### Exercise aim:
Search the material below for the string "资本金注入" and list each line that holds it.

Recorded data:
■ ■ ■ ■ ■

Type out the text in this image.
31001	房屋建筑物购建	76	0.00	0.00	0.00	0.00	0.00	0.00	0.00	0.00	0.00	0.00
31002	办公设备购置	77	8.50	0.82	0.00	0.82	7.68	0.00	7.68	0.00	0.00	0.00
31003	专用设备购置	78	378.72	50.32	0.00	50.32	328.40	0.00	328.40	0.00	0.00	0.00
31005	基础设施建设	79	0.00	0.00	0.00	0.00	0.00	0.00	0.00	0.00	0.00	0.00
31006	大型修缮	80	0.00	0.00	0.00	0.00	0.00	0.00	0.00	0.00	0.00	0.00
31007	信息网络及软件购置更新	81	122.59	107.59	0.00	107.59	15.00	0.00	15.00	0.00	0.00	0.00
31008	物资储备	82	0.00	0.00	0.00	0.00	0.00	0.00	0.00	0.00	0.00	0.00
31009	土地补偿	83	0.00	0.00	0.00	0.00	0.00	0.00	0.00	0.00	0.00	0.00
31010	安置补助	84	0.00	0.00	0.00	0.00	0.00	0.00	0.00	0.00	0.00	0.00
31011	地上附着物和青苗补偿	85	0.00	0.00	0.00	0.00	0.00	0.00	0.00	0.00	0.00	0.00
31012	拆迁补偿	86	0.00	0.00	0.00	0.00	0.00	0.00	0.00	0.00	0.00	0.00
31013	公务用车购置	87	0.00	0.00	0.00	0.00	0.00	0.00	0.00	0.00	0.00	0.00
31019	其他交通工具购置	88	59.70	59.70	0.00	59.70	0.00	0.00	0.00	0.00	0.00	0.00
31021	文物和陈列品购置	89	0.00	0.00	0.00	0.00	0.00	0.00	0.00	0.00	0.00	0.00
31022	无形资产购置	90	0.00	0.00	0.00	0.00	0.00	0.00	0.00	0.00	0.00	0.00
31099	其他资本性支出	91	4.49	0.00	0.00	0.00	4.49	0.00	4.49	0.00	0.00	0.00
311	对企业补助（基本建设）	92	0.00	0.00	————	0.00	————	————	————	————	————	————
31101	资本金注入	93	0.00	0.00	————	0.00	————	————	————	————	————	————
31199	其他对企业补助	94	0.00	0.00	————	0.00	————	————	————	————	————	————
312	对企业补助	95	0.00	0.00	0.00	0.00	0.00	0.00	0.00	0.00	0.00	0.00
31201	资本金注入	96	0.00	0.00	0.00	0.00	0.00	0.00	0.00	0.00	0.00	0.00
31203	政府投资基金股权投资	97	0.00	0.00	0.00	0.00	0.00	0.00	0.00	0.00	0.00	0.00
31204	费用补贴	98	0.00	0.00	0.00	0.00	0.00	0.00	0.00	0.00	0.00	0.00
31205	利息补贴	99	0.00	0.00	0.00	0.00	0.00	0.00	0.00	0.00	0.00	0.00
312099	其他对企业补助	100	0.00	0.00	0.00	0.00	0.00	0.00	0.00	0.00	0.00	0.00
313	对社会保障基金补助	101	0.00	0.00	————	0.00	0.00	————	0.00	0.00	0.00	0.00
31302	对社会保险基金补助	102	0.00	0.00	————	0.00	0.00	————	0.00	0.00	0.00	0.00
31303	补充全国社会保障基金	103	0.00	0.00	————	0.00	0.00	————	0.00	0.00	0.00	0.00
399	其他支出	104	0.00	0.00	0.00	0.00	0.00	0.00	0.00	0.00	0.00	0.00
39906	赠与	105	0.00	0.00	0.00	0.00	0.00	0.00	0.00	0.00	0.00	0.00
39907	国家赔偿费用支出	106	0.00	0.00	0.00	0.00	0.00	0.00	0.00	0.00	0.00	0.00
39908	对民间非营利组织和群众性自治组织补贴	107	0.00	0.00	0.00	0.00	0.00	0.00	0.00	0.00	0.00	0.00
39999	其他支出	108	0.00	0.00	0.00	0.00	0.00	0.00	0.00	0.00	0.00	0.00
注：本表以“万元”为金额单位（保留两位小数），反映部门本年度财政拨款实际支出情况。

■ ■ ■ ■ ■

### Completed exercise:
31101	资本金注入	93	0.00	0.00	————	0.00	————	————	————	————	————	————
31201	资本金注入	96	0.00	0.00	0.00	0.00	0.00	0.00	0.00	0.00	0.00	0.00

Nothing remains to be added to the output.